● Reading passage:
But high rates have not choked off economic growth. Brazil and Mexico — the region’s two largest economies by GDP and the most popular among international investors — both outperformed growth forecasts in the first quarter of this year, prompting economists to raise their projections for the end of the year.
In Brazil, the poster child for early and aggressive rises, annual inflation is now under 4 per cent, down from more than 13 per cent this time last year, while interest rates have been kept high at 13.75 per cent since August 2022. In Mexico, rates have been held at 11.25 per cent since March with headline inflation falling to 6 per cent in May.
“In places like Brazil or Mexico, now you’re talking 6 per cent and 4 per cent real yields, based on where inflation expectations are, which is a really compelling argument to be adding to those currencies,” said Iain Stealey, chief investment officer of global fixed income at JPMorgan Asset Management.
“Is it a crowded trade? Has everyone piled into it? I don’t think that’s the case yet,” Stealey said, adding foreign ownership of local emerging market bonds is still low following the pandemic and multi-asset investors “haven’t yet moved into emerging market debt”.
Part of the reason investors are being drawn back to Latin America is that market nerves over leftwing governments in Brazil, Chile, Colombia and Peru have been calmed by a lack of congressional majorities that have left them unable to implement many of their policies.
And central banks have maintained their independence, ignoring calls from President Luiz Inácio Lula da Silva in Brazil and President Andrés Manuel López Obrador in Mexico to cut interest rates, arguing that it stifles economic growth.
“Despite all the bluster from the politicians, it has not impacted central bank decisions,” said Geoffrey Yu, senior foreign exchange strategist at BNY Mellon.
Yu said another reason for the success of Latin American currencies and bonds in 2023 was years of foreign investors avoiding the region. “There’s been practically no positioning — so it’s an easy trade. It’s a good time to buy bonds before central banks start cutting rates.”

● Exercise description:
In the passage on Latin American markets, translate this sentence into Spanish: "But high rates have not choked off economic growth."

● Data excerpts:
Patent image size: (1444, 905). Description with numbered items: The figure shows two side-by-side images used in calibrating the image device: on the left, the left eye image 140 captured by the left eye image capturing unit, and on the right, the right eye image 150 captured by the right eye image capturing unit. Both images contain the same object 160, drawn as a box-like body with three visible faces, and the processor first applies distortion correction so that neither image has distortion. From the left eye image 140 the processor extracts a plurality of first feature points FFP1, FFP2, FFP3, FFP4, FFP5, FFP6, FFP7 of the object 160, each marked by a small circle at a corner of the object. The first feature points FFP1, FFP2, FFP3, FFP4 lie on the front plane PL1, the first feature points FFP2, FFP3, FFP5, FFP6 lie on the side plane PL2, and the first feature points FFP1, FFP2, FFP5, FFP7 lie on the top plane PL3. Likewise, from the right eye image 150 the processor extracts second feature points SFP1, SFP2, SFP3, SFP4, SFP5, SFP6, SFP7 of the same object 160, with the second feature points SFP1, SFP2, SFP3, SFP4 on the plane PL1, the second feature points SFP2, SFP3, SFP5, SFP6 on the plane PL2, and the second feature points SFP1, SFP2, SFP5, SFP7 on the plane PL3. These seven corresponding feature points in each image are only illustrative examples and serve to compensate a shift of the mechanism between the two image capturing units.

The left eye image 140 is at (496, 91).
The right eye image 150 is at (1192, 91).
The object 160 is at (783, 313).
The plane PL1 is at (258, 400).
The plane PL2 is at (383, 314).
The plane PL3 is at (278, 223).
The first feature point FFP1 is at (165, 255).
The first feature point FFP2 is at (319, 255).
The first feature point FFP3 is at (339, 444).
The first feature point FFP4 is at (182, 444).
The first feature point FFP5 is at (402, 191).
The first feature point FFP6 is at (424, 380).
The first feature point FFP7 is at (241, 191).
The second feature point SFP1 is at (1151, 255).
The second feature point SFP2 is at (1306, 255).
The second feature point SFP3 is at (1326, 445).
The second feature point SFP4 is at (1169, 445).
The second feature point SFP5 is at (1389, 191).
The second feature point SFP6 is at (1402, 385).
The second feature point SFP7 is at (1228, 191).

● Written solution:
Pero las tasas altas no han frenado el crecimiento económico.